### TASK OBJECTIVE:
Every line of the listing must be reproduced as it stands. Leave the images behind.

(Dataset items)
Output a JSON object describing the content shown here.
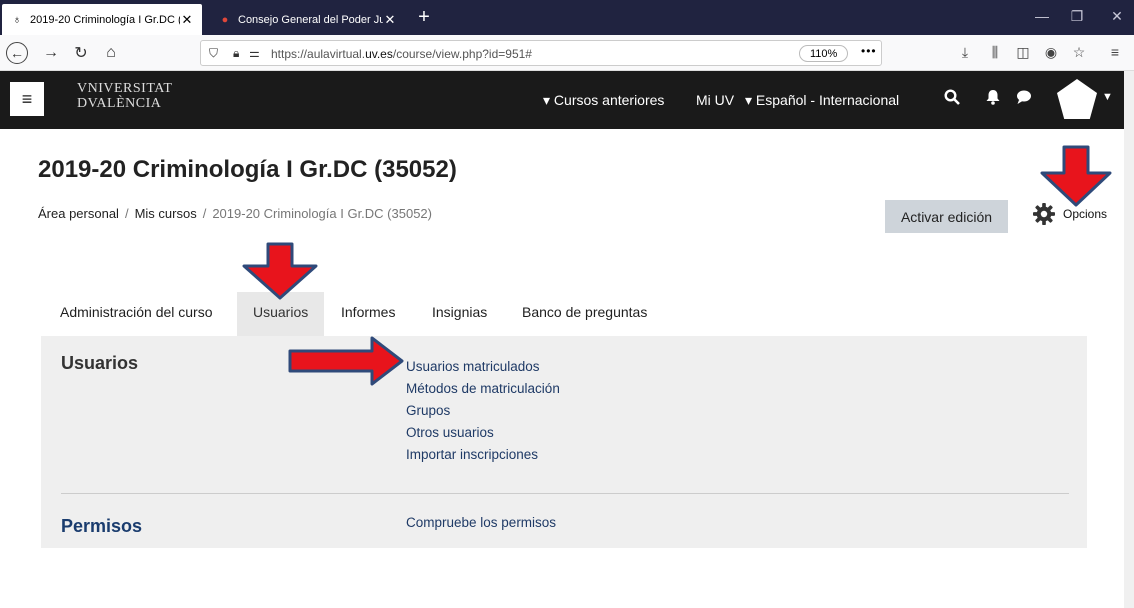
{
  "browser": {
    "tabs": [
      {
        "title": "2019-20 Criminología I Gr.DC (",
        "active": true
      },
      {
        "title": "Consejo General del Poder Judi",
        "active": false
      }
    ],
    "new_tab": "+",
    "url_prefix": "https://aulavirtual.",
    "url_domain": "uv.es",
    "url_rest": "/course/view.php?id=951#",
    "zoom": "110%",
    "more": "•••"
  },
  "header": {
    "logo_line1": "VNIVERSITAT",
    "logo_line2": "DVALÈNCIA",
    "cursos_anteriores": "Cursos anteriores",
    "mi_uv": "Mi UV",
    "idioma": "Español - Internacional"
  },
  "page": {
    "title": "2019-20 Criminología I Gr.DC (35052)",
    "breadcrumb": [
      "Área personal",
      "Mis cursos",
      "2019-20 Criminología I Gr.DC (35052)"
    ],
    "edit_button": "Activar edición",
    "options": "Opcions"
  },
  "course_tabs": [
    "Administración del curso",
    "Usuarios",
    "Informes",
    "Insignias",
    "Banco de preguntas"
  ],
  "sections": {
    "usuarios": {
      "heading": "Usuarios",
      "links": [
        "Usuarios matriculados",
        "Métodos de matriculación",
        "Grupos",
        "Otros usuarios",
        "Importar inscripciones"
      ]
    },
    "permisos": {
      "heading": "Permisos",
      "link": "Compruebe los permisos"
    }
  },
  "colors": {
    "arrow_fill": "#e8141c",
    "arrow_outline": "#2f4a7a",
    "header_bg": "#1a1a1a",
    "link": "#1f3a66"
  }
}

### THE COMPLETED TASK:
Output a JSON object describing the content shown here.
{
  "browser": {
    "tabs": [
      {
        "title": "2019-20 Criminología I Gr.DC (",
        "active": true
      },
      {
        "title": "Consejo General del Poder Judi",
        "active": false
      }
    ],
    "new_tab": "+",
    "url_prefix": "https://aulavirtual.",
    "url_domain": "uv.es",
    "url_rest": "/course/view.php?id=951#",
    "zoom": "110%",
    "more": "•••"
  },
  "header": {
    "logo_line1": "VNIVERSITAT",
    "logo_line2": "DVALÈNCIA",
    "cursos_anteriores": "Cursos anteriores",
    "mi_uv": "Mi UV",
    "idioma": "Español - Internacional"
  },
  "page": {
    "title": "2019-20 Criminología I Gr.DC (35052)",
    "breadcrumb": [
      "Área personal",
      "Mis cursos",
      "2019-20 Criminología I Gr.DC (35052)"
    ],
    "edit_button": "Activar edición",
    "options": "Opcions"
  },
  "course_tabs": [
    "Administración del curso",
    "Usuarios",
    "Informes",
    "Insignias",
    "Banco de preguntas"
  ],
  "sections": {
    "usuarios": {
      "heading": "Usuarios",
      "links": [
        "Usuarios matriculados",
        "Métodos de matriculación",
        "Grupos",
        "Otros usuarios",
        "Importar inscripciones"
      ]
    },
    "permisos": {
      "heading": "Permisos",
      "link": "Compruebe los permisos"
    }
  },
  "colors": {
    "arrow_fill": "#e8141c",
    "arrow_outline": "#2f4a7a",
    "header_bg": "#1a1a1a",
    "link": "#1f3a66"
  }
}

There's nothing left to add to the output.